(Items from a figure collection)
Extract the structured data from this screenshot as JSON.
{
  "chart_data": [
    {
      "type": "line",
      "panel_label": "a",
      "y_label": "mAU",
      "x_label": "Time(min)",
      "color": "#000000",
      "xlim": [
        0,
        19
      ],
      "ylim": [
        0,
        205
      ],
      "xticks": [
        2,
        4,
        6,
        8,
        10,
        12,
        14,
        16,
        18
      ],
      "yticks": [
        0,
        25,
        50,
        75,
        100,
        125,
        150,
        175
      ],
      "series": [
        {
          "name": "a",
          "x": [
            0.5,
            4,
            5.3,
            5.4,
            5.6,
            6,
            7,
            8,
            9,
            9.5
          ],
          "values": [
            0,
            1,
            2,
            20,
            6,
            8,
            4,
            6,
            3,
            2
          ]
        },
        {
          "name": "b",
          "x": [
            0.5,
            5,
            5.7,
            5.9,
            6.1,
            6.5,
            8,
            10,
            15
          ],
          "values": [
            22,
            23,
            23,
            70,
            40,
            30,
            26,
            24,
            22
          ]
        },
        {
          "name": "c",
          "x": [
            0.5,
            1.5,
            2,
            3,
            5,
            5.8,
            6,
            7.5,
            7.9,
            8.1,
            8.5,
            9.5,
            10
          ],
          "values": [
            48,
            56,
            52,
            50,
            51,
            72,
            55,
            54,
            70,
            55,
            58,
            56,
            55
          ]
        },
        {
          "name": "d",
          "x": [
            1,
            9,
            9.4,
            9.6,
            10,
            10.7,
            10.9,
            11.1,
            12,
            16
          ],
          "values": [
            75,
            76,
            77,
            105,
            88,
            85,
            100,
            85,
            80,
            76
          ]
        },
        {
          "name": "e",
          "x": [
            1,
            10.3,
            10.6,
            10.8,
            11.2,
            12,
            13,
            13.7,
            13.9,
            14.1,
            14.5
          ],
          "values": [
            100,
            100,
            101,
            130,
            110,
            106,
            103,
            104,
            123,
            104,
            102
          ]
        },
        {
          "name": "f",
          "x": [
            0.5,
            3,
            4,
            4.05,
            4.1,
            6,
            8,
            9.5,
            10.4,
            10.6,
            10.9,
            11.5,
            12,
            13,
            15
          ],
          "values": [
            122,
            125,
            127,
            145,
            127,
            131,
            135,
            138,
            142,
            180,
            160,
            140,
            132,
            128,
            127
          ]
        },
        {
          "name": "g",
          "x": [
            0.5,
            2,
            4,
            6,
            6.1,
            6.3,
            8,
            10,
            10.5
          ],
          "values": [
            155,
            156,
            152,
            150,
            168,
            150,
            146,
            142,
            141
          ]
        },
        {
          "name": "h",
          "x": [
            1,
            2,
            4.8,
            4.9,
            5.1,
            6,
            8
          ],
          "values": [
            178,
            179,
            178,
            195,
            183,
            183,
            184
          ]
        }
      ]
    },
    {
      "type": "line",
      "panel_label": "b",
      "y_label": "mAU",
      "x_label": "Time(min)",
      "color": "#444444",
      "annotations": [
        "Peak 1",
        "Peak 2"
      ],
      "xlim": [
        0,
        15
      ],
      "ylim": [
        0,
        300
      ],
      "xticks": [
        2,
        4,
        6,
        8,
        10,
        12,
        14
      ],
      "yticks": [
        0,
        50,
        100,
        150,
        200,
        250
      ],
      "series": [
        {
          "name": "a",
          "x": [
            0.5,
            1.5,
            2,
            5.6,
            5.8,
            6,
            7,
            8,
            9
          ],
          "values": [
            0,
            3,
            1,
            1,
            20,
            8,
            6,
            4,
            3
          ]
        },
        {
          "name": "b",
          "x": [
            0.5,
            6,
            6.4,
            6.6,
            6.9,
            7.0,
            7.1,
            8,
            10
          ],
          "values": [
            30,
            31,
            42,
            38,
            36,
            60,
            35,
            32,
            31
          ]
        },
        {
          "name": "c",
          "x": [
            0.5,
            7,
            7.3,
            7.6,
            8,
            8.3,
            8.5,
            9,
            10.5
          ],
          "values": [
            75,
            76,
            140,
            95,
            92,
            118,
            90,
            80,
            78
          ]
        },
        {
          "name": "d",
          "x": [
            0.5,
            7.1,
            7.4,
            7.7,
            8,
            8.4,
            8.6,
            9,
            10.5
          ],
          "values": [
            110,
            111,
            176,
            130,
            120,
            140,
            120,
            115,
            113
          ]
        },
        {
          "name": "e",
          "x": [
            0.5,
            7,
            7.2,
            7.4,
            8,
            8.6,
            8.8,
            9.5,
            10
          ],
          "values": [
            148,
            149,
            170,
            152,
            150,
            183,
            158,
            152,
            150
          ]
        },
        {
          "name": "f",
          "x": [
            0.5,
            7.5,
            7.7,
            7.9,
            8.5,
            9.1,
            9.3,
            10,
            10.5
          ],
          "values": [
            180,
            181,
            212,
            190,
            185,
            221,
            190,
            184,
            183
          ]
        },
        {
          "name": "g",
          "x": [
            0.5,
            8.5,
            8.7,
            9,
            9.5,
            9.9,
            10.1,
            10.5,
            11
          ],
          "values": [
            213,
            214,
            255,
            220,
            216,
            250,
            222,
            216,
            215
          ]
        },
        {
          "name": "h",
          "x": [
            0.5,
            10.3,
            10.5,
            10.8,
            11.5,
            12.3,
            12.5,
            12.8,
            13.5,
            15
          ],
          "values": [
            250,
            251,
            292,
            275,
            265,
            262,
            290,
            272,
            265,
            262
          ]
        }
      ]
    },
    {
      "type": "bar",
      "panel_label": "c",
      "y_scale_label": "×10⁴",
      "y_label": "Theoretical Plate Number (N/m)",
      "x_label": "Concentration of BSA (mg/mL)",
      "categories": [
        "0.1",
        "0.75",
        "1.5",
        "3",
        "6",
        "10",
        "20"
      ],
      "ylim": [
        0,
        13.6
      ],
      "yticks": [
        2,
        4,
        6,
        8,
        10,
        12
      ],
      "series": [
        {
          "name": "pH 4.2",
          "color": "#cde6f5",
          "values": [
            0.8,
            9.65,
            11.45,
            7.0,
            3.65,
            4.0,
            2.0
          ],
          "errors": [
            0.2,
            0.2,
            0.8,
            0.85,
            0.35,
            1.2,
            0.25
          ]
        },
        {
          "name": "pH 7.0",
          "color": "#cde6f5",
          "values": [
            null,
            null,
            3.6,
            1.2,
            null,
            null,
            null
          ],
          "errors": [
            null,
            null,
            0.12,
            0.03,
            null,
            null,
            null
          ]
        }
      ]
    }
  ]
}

* Short task
Make an exact copy of the listing, including every line.

* Reply
Extract the structured data from this screenshot as JSON.
{
  "chart_data": [
    {
      "type": "line",
      "panel_label": "a",
      "y_label": "mAU",
      "x_label": "Time(min)",
      "color": "#000000",
      "xlim": [
        0,
        19
      ],
      "ylim": [
        0,
        205
      ],
      "xticks": [
        2,
        4,
        6,
        8,
        10,
        12,
        14,
        16,
        18
      ],
      "yticks": [
        0,
        25,
        50,
        75,
        100,
        125,
        150,
        175
      ],
      "series": [
        {
          "name": "a",
          "x": [
            0.5,
            4,
            5.3,
            5.4,
            5.6,
            6,
            7,
            8,
            9,
            9.5
          ],
          "values": [
            0,
            1,
            2,
            20,
            6,
            8,
            4,
            6,
            3,
            2
          ]
        },
        {
          "name": "b",
          "x": [
            0.5,
            5,
            5.7,
            5.9,
            6.1,
            6.5,
            8,
            10,
            15
          ],
          "values": [
            22,
            23,
            23,
            70,
            40,
            30,
            26,
            24,
            22
          ]
        },
        {
          "name": "c",
          "x": [
            0.5,
            1.5,
            2,
            3,
            5,
            5.8,
            6,
            7.5,
            7.9,
            8.1,
            8.5,
            9.5,
            10
          ],
          "values": [
            48,
            56,
            52,
            50,
            51,
            72,
            55,
            54,
            70,
            55,
            58,
            56,
            55
          ]
        },
        {
          "name": "d",
          "x": [
            1,
            9,
            9.4,
            9.6,
            10,
            10.7,
            10.9,
            11.1,
            12,
            16
          ],
          "values": [
            75,
            76,
            77,
            105,
            88,
            85,
            100,
            85,
            80,
            76
          ]
        },
        {
          "name": "e",
          "x": [
            1,
            10.3,
            10.6,
            10.8,
            11.2,
            12,
            13,
            13.7,
            13.9,
            14.1,
            14.5
          ],
          "values": [
            100,
            100,
            101,
            130,
            110,
            106,
            103,
            104,
            123,
            104,
            102
          ]
        },
        {
          "name": "f",
          "x": [
            0.5,
            3,
            4,
            4.05,
            4.1,
            6,
            8,
            9.5,
            10.4,
            10.6,
            10.9,
            11.5,
            12,
            13,
            15
          ],
          "values": [
            122,
            125,
            127,
            145,
            127,
            131,
            135,
            138,
            142,
            180,
            160,
            140,
            132,
            128,
            127
          ]
        },
        {
          "name": "g",
          "x": [
            0.5,
            2,
            4,
            6,
            6.1,
            6.3,
            8,
            10,
            10.5
          ],
          "values": [
            155,
            156,
            152,
            150,
            168,
            150,
            146,
            142,
            141
          ]
        },
        {
          "name": "h",
          "x": [
            1,
            2,
            4.8,
            4.9,
            5.1,
            6,
            8
          ],
          "values": [
            178,
            179,
            178,
            195,
            183,
            183,
            184
          ]
        }
      ]
    },
    {
      "type": "line",
      "panel_label": "b",
      "y_label": "mAU",
      "x_label": "Time(min)",
      "color": "#444444",
      "annotations": [
        "Peak 1",
        "Peak 2"
      ],
      "xlim": [
        0,
        15
      ],
      "ylim": [
        0,
        300
      ],
      "xticks": [
        2,
        4,
        6,
        8,
        10,
        12,
        14
      ],
      "yticks": [
        0,
        50,
        100,
        150,
        200,
        250
      ],
      "series": [
        {
          "name": "a",
          "x": [
            0.5,
            1.5,
            2,
            5.6,
            5.8,
            6,
            7,
            8,
            9
          ],
          "values": [
            0,
            3,
            1,
            1,
            20,
            8,
            6,
            4,
            3
          ]
        },
        {
          "name": "b",
          "x": [
            0.5,
            6,
            6.4,
            6.6,
            6.9,
            7.0,
            7.1,
            8,
            10
          ],
          "values": [
            30,
            31,
            42,
            38,
            36,
            60,
            35,
            32,
            31
          ]
        },
        {
          "name": "c",
          "x": [
            0.5,
            7,
            7.3,
            7.6,
            8,
            8.3,
            8.5,
            9,
            10.5
          ],
          "values": [
            75,
            76,
            140,
            95,
            92,
            118,
            90,
            80,
            78
          ]
        },
        {
          "name": "d",
          "x": [
            0.5,
            7.1,
            7.4,
            7.7,
            8,
            8.4,
            8.6,
            9,
            10.5
          ],
          "values": [
            110,
            111,
            176,
            130,
            120,
            140,
            120,
            115,
            113
          ]
        },
        {
          "name": "e",
          "x": [
            0.5,
            7,
            7.2,
            7.4,
            8,
            8.6,
            8.8,
            9.5,
            10
          ],
          "values": [
            148,
            149,
            170,
            152,
            150,
            183,
            158,
            152,
            150
          ]
        },
        {
          "name": "f",
          "x": [
            0.5,
            7.5,
            7.7,
            7.9,
            8.5,
            9.1,
            9.3,
            10,
            10.5
          ],
          "values": [
            180,
            181,
            212,
            190,
            185,
            221,
            190,
            184,
            183
          ]
        },
        {
          "name": "g",
          "x": [
            0.5,
            8.5,
            8.7,
            9,
            9.5,
            9.9,
            10.1,
            10.5,
            11
          ],
          "values": [
            213,
            214,
            255,
            220,
            216,
            250,
            222,
            216,
            215
          ]
        },
        {
          "name": "h",
          "x": [
            0.5,
            10.3,
            10.5,
            10.8,
            11.5,
            12.3,
            12.5,
            12.8,
            13.5,
            15
          ],
          "values": [
            250,
            251,
            292,
            275,
            265,
            262,
            290,
            272,
            265,
            262
          ]
        }
      ]
    },
    {
      "type": "bar",
      "panel_label": "c",
      "y_scale_label": "×10⁴",
      "y_label": "Theoretical Plate Number (N/m)",
      "x_label": "Concentration of BSA (mg/mL)",
      "categories": [
        "0.1",
        "0.75",
        "1.5",
        "3",
        "6",
        "10",
        "20"
      ],
      "ylim": [
        0,
        13.6
      ],
      "yticks": [
        2,
        4,
        6,
        8,
        10,
        12
      ],
      "series": [
        {
          "name": "pH 4.2",
          "color": "#cde6f5",
          "values": [
            0.8,
            9.65,
            11.45,
            7.0,
            3.65,
            4.0,
            2.0
          ],
          "errors": [
            0.2,
            0.2,
            0.8,
            0.85,
            0.35,
            1.2,
            0.25
          ]
        },
        {
          "name": "pH 7.0",
          "color": "#cde6f5",
          "values": [
            null,
            null,
            3.6,
            1.2,
            null,
            null,
            null
          ],
          "errors": [
            null,
            null,
            0.12,
            0.03,
            null,
            null,
            null
          ]
        }
      ]
    }
  ]
}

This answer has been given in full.